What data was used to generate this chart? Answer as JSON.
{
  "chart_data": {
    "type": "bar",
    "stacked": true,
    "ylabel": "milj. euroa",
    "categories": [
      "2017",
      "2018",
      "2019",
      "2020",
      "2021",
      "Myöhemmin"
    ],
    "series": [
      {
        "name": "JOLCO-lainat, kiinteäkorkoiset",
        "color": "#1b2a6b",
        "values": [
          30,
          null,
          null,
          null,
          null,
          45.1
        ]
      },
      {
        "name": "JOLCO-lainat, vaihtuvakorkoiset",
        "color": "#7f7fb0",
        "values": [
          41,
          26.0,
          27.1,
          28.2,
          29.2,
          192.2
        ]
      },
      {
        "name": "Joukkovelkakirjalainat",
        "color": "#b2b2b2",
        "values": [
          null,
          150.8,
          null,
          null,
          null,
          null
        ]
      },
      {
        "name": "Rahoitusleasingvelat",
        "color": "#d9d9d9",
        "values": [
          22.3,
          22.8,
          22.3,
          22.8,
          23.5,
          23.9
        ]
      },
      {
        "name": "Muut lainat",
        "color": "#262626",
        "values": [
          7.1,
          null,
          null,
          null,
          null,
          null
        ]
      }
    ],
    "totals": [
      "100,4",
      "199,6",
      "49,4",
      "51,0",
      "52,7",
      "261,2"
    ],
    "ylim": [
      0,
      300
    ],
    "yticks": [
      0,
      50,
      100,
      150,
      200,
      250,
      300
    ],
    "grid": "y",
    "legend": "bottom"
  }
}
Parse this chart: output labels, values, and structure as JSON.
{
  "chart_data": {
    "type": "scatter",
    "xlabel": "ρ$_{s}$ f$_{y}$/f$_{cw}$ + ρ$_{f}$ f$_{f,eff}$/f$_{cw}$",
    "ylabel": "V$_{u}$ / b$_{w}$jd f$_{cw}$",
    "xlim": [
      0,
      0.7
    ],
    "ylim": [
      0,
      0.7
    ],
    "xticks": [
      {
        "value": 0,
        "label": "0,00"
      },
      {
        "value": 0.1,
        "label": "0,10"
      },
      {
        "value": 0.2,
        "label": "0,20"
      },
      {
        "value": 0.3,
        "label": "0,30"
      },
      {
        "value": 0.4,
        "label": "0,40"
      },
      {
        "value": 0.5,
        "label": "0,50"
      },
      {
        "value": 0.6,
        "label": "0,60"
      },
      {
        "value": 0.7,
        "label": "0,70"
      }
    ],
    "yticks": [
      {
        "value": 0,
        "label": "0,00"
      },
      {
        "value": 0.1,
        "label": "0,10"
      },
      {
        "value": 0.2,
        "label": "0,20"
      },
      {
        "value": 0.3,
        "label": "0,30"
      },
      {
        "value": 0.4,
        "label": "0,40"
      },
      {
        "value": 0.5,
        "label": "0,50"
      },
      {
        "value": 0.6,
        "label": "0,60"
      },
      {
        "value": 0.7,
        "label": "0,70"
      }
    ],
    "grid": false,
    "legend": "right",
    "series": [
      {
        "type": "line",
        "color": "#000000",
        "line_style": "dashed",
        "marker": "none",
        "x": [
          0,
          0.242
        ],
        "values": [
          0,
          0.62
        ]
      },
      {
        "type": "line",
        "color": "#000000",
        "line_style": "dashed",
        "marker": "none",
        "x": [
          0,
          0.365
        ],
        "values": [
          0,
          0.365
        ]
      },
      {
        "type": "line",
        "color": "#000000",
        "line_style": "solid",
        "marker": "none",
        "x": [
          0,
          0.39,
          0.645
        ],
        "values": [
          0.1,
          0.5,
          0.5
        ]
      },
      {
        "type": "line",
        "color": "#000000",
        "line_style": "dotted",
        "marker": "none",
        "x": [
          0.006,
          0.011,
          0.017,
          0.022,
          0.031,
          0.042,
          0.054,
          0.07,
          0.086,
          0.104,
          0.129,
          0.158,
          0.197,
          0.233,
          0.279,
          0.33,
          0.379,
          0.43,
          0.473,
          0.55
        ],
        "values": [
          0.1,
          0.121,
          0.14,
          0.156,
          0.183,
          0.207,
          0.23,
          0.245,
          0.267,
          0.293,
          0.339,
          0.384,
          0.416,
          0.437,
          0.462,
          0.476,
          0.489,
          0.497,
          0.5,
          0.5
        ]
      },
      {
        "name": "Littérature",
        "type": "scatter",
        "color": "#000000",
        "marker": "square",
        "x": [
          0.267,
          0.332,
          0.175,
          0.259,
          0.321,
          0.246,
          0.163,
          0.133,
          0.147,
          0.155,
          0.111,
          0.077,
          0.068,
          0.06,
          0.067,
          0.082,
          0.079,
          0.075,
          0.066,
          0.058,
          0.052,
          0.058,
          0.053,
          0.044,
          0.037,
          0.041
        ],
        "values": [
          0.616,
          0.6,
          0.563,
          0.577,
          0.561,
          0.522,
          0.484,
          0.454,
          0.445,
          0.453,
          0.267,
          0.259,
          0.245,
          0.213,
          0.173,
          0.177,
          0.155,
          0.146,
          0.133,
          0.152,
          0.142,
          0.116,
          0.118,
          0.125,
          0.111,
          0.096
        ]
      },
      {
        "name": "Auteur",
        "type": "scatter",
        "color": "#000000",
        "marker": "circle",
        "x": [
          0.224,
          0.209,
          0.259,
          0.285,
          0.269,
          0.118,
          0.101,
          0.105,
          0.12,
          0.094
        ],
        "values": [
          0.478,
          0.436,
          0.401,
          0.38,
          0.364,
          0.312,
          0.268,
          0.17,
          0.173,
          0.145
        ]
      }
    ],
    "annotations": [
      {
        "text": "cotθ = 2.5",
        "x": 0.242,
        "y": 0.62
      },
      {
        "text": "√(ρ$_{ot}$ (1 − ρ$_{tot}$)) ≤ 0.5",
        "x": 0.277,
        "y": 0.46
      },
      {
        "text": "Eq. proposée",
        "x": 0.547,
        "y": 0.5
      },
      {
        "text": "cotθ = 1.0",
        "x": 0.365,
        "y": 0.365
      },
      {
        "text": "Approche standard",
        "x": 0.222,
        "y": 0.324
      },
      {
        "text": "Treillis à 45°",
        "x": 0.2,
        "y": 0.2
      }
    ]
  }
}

======

_Direction:_ Using the listing above, retype each line exactly.

_Finished exercise:_
What data was used to generate this chart? Answer as JSON.
{
  "chart_data": {
    "type": "bar",
    "stacked": true,
    "ylabel": "milj. euroa",
    "categories": [
      "2017",
      "2018",
      "2019",
      "2020",
      "2021",
      "Myöhemmin"
    ],
    "series": [
      {
        "name": "JOLCO-lainat, kiinteäkorkoiset",
        "color": "#1b2a6b",
        "values": [
          30,
          null,
          null,
          null,
          null,
          45.1
        ]
      },
      {
        "name": "JOLCO-lainat, vaihtuvakorkoiset",
        "color": "#7f7fb0",
        "values": [
          41,
          26.0,
          27.1,
          28.2,
          29.2,
          192.2
        ]
      },
      {
        "name": "Joukkovelkakirjalainat",
        "color": "#b2b2b2",
        "values": [
          null,
          150.8,
          null,
          null,
          null,
          null
        ]
      },
      {
        "name": "Rahoitusleasingvelat",
        "color": "#d9d9d9",
        "values": [
          22.3,
          22.8,
          22.3,
          22.8,
          23.5,
          23.9
        ]
      },
      {
        "name": "Muut lainat",
        "color": "#262626",
        "values": [
          7.1,
          null,
          null,
          null,
          null,
          null
        ]
      }
    ],
    "totals": [
      "100,4",
      "199,6",
      "49,4",
      "51,0",
      "52,7",
      "261,2"
    ],
    "ylim": [
      0,
      300
    ],
    "yticks": [
      0,
      50,
      100,
      150,
      200,
      250,
      300
    ],
    "grid": "y",
    "legend": "bottom"
  }
}
Parse this chart: output labels, values, and structure as JSON.
{
  "chart_data": {
    "type": "scatter",
    "xlabel": "ρ$_{s}$ f$_{y}$/f$_{cw}$ + ρ$_{f}$ f$_{f,eff}$/f$_{cw}$",
    "ylabel": "V$_{u}$ / b$_{w}$jd f$_{cw}$",
    "xlim": [
      0,
      0.7
    ],
    "ylim": [
      0,
      0.7
    ],
    "xticks": [
      {
        "value": 0,
        "label": "0,00"
      },
      {
        "value": 0.1,
        "label": "0,10"
      },
      {
        "value": 0.2,
        "label": "0,20"
      },
      {
        "value": 0.3,
        "label": "0,30"
      },
      {
        "value": 0.4,
        "label": "0,40"
      },
      {
        "value": 0.5,
        "label": "0,50"
      },
      {
        "value": 0.6,
        "label": "0,60"
      },
      {
        "value": 0.7,
        "label": "0,70"
      }
    ],
    "yticks": [
      {
        "value": 0,
        "label": "0,00"
      },
      {
        "value": 0.1,
        "label": "0,10"
      },
      {
        "value": 0.2,
        "label": "0,20"
      },
      {
        "value": 0.3,
        "label": "0,30"
      },
      {
        "value": 0.4,
        "label": "0,40"
      },
      {
        "value": 0.5,
        "label": "0,50"
      },
      {
        "value": 0.6,
        "label": "0,60"
      },
      {
        "value": 0.7,
        "label": "0,70"
      }
    ],
    "grid": false,
    "legend": "right",
    "series": [
      {
        "type": "line",
        "color": "#000000",
        "line_style": "dashed",
        "marker": "none",
        "x": [
          0,
          0.242
        ],
        "values": [
          0,
          0.62
        ]
      },
      {
        "type": "line",
        "color": "#000000",
        "line_style": "dashed",
        "marker": "none",
        "x": [
          0,
          0.365
        ],
        "values": [
          0,
          0.365
        ]
      },
      {
        "type": "line",
        "color": "#000000",
        "line_style": "solid",
        "marker": "none",
        "x": [
          0,
          0.39,
          0.645
        ],
        "values": [
          0.1,
          0.5,
          0.5
        ]
      },
      {
        "type": "line",
        "color": "#000000",
        "line_style": "dotted",
        "marker": "none",
        "x": [
          0.006,
          0.011,
          0.017,
          0.022,
          0.031,
          0.042,
          0.054,
          0.07,
          0.086,
          0.104,
          0.129,
          0.158,
          0.197,
          0.233,
          0.279,
          0.33,
          0.379,
          0.43,
          0.473,
          0.55
        ],
        "values": [
          0.1,
          0.121,
          0.14,
          0.156,
          0.183,
          0.207,
          0.23,
          0.245,
          0.267,
          0.293,
          0.339,
          0.384,
          0.416,
          0.437,
          0.462,
          0.476,
          0.489,
          0.497,
          0.5,
          0.5
        ]
      },
      {
        "name": "Littérature",
        "type": "scatter",
        "color": "#000000",
        "marker": "square",
        "x": [
          0.267,
          0.332,
          0.175,
          0.259,
          0.321,
          0.246,
          0.163,
          0.133,
          0.147,
          0.155,
          0.111,
          0.077,
          0.068,
          0.06,
          0.067,
          0.082,
          0.079,
          0.075,
          0.066,
          0.058,
          0.052,
          0.058,
          0.053,
          0.044,
          0.037,
          0.041
        ],
        "values": [
          0.616,
          0.6,
          0.563,
          0.577,
          0.561,
          0.522,
          0.484,
          0.454,
          0.445,
          0.453,
          0.267,
          0.259,
          0.245,
          0.213,
          0.173,
          0.177,
          0.155,
          0.146,
          0.133,
          0.152,
          0.142,
          0.116,
          0.118,
          0.125,
          0.111,
          0.096
        ]
      },
      {
        "name": "Auteur",
        "type": "scatter",
        "color": "#000000",
        "marker": "circle",
        "x": [
          0.224,
          0.209,
          0.259,
          0.285,
          0.269,
          0.118,
          0.101,
          0.105,
          0.12,
          0.094
        ],
        "values": [
          0.478,
          0.436,
          0.401,
          0.38,
          0.364,
          0.312,
          0.268,
          0.17,
          0.173,
          0.145
        ]
      }
    ],
    "annotations": [
      {
        "text": "cotθ = 2.5",
        "x": 0.242,
        "y": 0.62
      },
      {
        "text": "√(ρ$_{ot}$ (1 − ρ$_{tot}$)) ≤ 0.5",
        "x": 0.277,
        "y": 0.46
      },
      {
        "text": "Eq. proposée",
        "x": 0.547,
        "y": 0.5
      },
      {
        "text": "cotθ = 1.0",
        "x": 0.365,
        "y": 0.365
      },
      {
        "text": "Approche standard",
        "x": 0.222,
        "y": 0.324
      },
      {
        "text": "Treillis à 45°",
        "x": 0.2,
        "y": 0.2
      }
    ]
  }
}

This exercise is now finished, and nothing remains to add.